● **DATA PROVIDED**

####

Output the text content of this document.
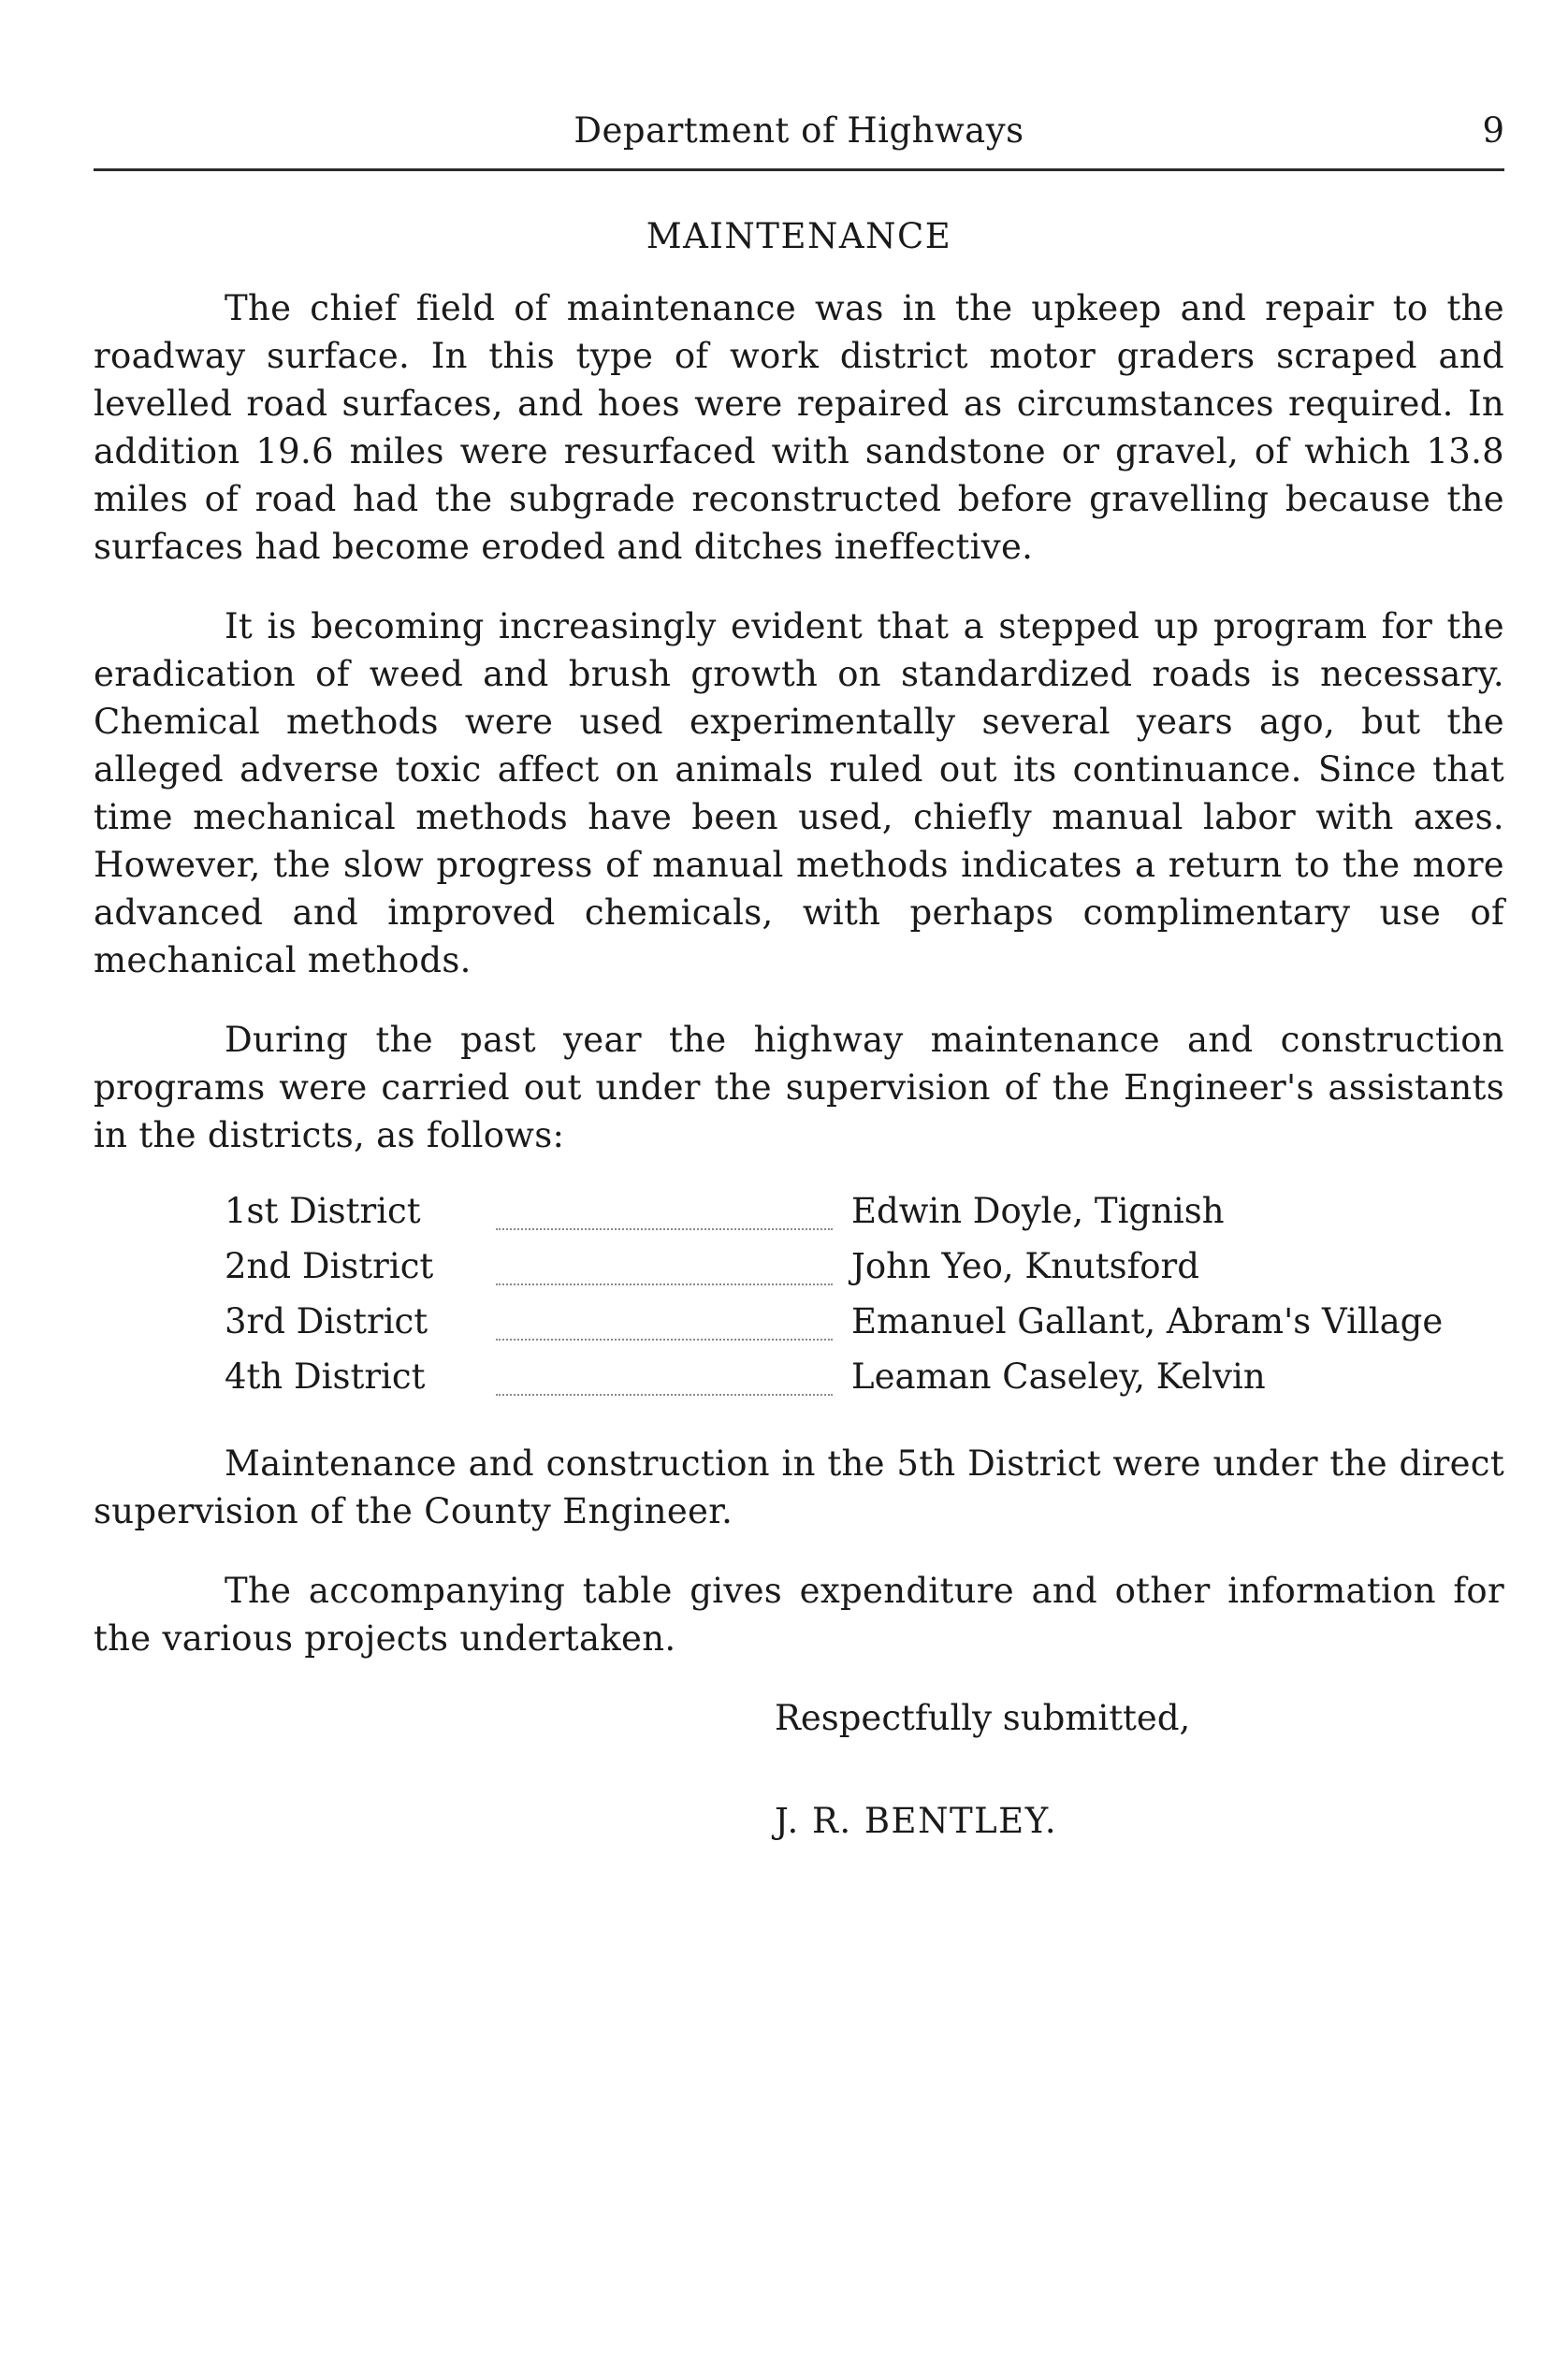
Department of Highways	9
MAINTENANCE

The chief field of maintenance was in the upkeep and repair to the roadway surface. In this type of work district motor graders scraped and levelled road surfaces, and hoes were repaired as circumstances required. In addition 19.6 miles were resurfaced with sandstone or gravel, of which 13.8 miles of road had the subgrade reconstructed before gravelling because the surfaces had become eroded and ditches ineffective.

It is becoming increasingly evident that a stepped up program for the eradication of weed and brush growth on standardized roads is necessary. Chemical methods were used experimentally several years ago, but the alleged adverse toxic affect on animals ruled out its continuance. Since that time mechanical methods have been used, chiefly manual labor with axes. However, the slow progress of manual methods indicates a return to the more advanced and improved chemicals, with perhaps complimentary use of mechanical methods.

During the past year the highway maintenance and construction programs were carried out under the supervision of the Engineer's assistants in the districts, as follows:

1st District	Edwin Doyle, Tignish
2nd District	John Yeo, Knutsford
3rd District	Emanuel Gallant, Abram's Village
4th District	Leaman Caseley, Kelvin

Maintenance and construction in the 5th District were under the direct supervision of the County Engineer.

The accompanying table gives expenditure and other information for the various projects undertaken.

Respectfully submitted,
J. R. BENTLEY.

####

Copy every line of the records above that holds the word "this".

● **IN RESPONSE**
Output the text content of this document.
The chief field of maintenance was in the upkeep and repair to the roadway surface. In this type of work district motor graders scraped and levelled road surfaces, and hoes were repaired as circumstances required. In addition 19.6 miles were resurfaced with sandstone or gravel, of which 13.8 miles of road had the subgrade reconstructed before gravelling because the surfaces had become eroded and ditches ineffective.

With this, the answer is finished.